MATERIAL FOR THIS EXERCISE start

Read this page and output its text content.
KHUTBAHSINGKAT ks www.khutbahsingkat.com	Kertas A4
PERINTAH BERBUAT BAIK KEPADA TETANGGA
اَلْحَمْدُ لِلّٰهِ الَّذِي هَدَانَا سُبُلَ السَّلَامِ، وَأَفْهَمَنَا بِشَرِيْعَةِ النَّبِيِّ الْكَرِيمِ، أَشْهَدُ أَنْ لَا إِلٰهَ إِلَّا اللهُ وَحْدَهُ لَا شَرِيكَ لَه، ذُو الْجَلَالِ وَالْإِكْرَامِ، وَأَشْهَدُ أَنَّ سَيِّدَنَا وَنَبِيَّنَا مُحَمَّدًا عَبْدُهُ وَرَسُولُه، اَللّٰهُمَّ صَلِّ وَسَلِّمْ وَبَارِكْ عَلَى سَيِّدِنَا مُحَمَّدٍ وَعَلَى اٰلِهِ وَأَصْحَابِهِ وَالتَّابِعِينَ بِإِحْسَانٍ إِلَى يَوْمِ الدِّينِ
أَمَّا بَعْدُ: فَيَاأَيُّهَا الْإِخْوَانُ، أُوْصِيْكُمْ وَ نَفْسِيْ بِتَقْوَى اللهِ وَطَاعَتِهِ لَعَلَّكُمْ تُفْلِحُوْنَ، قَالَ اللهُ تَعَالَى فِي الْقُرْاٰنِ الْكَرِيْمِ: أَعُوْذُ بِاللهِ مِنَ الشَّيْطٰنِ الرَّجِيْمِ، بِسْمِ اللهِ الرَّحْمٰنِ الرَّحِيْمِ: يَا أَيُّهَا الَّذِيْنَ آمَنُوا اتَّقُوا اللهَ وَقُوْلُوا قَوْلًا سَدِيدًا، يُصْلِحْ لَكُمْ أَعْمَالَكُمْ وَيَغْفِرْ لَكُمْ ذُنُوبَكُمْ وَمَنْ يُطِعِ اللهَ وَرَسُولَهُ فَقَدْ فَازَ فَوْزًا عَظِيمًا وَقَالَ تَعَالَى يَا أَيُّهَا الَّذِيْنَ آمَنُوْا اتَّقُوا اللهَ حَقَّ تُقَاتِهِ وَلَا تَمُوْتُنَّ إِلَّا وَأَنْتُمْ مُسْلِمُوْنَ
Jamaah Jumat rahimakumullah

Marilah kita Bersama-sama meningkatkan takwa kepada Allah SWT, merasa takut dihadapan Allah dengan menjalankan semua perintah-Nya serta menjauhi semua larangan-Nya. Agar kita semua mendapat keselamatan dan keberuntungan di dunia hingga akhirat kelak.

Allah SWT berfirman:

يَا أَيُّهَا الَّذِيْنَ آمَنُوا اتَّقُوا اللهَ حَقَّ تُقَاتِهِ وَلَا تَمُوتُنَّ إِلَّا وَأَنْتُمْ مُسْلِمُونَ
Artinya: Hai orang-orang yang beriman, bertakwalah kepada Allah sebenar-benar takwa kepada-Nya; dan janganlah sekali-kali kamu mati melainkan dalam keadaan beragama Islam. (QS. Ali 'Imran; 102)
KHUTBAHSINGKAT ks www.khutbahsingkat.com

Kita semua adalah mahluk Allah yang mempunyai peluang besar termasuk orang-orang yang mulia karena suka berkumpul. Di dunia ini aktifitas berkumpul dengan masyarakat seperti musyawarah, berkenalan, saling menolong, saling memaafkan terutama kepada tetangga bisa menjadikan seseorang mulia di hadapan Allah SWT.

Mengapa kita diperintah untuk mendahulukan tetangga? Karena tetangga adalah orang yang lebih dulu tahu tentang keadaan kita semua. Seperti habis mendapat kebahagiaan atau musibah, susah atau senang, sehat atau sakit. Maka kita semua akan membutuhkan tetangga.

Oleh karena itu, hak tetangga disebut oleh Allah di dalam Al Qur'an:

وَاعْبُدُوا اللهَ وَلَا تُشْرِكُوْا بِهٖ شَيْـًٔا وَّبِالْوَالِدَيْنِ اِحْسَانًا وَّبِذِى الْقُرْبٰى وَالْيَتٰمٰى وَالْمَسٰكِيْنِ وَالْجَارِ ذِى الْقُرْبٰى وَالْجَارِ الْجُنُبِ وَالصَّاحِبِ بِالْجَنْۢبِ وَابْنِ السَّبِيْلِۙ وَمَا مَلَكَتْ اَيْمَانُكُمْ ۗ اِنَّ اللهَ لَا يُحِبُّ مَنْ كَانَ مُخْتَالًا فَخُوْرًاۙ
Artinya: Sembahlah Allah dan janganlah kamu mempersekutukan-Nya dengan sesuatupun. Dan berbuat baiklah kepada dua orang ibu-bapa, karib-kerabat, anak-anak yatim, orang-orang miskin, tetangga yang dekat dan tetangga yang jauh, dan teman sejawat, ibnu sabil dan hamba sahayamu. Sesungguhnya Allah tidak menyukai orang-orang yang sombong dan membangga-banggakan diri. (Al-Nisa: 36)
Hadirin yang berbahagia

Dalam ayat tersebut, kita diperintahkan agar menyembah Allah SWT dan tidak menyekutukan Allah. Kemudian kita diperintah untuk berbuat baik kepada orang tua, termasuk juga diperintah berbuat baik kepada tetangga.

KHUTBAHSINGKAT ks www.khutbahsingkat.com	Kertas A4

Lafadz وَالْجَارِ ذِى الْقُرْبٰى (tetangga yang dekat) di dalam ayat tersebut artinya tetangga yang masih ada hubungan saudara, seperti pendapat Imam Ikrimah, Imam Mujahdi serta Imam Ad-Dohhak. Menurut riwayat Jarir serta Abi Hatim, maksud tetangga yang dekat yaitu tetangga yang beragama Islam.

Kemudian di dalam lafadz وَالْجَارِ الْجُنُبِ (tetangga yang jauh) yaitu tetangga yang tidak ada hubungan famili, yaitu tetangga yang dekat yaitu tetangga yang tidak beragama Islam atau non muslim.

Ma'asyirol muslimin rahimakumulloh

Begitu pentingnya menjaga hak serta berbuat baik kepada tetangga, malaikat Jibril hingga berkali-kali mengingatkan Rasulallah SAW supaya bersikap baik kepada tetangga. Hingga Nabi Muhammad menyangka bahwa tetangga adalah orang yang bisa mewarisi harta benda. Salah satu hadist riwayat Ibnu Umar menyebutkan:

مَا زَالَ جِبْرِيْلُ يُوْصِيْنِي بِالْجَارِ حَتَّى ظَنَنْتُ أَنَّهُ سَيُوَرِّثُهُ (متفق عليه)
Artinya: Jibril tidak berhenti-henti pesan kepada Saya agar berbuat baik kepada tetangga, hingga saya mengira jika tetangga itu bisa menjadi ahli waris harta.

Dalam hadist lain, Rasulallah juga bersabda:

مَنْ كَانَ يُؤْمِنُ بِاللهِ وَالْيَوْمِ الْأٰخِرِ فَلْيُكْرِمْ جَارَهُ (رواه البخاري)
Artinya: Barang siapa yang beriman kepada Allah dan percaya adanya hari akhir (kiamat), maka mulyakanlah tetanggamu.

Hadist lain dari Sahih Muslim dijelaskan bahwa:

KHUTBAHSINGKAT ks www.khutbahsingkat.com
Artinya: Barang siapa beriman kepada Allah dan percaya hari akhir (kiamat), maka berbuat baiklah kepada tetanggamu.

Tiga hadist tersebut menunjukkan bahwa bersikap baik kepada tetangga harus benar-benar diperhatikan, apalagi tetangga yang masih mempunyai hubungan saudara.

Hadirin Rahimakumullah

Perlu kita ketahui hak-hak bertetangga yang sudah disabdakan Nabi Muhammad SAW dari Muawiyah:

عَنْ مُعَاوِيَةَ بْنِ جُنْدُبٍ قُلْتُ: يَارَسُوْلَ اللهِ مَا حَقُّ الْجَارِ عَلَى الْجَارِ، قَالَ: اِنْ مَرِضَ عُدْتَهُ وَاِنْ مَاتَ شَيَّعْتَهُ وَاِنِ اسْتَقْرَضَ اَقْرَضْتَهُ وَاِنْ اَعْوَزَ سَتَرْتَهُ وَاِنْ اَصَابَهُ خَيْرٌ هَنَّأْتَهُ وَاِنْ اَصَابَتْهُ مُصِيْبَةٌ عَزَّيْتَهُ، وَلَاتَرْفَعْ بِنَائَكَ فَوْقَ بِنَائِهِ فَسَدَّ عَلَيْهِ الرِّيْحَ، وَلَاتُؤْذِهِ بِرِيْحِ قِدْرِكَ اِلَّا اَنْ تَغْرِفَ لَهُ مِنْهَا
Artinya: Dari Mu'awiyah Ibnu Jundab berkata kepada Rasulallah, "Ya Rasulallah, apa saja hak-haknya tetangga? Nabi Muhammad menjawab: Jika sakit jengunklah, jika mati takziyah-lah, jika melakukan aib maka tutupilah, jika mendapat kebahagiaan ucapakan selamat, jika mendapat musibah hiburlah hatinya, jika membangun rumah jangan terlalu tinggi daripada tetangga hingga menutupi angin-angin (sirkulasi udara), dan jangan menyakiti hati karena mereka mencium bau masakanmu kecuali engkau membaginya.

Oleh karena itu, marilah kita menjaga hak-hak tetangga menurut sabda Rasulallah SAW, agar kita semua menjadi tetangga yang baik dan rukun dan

MATERIAL FOR THIS EXERCISE end

TASK BRIEF:
List each line holding the string "dunia".

TASK RESULT:
Marilah kita Bersama-sama meningkatkan takwa kepada Allah SWT, merasa takut dihadapan Allah dengan menjalankan semua perintah-Nya serta menjauhi semua larangan-Nya. Agar kita semua mendapat keselamatan dan keberuntungan di dunia hingga akhirat kelak.
Kita semua adalah mahluk Allah yang mempunyai peluang besar termasuk orang-orang yang mulia karena suka berkumpul. Di dunia ini aktifitas berkumpul dengan masyarakat seperti musyawarah, berkenalan, saling menolong, saling memaafkan terutama kepada tetangga bisa menjadikan seseorang mulia di hadapan Allah SWT.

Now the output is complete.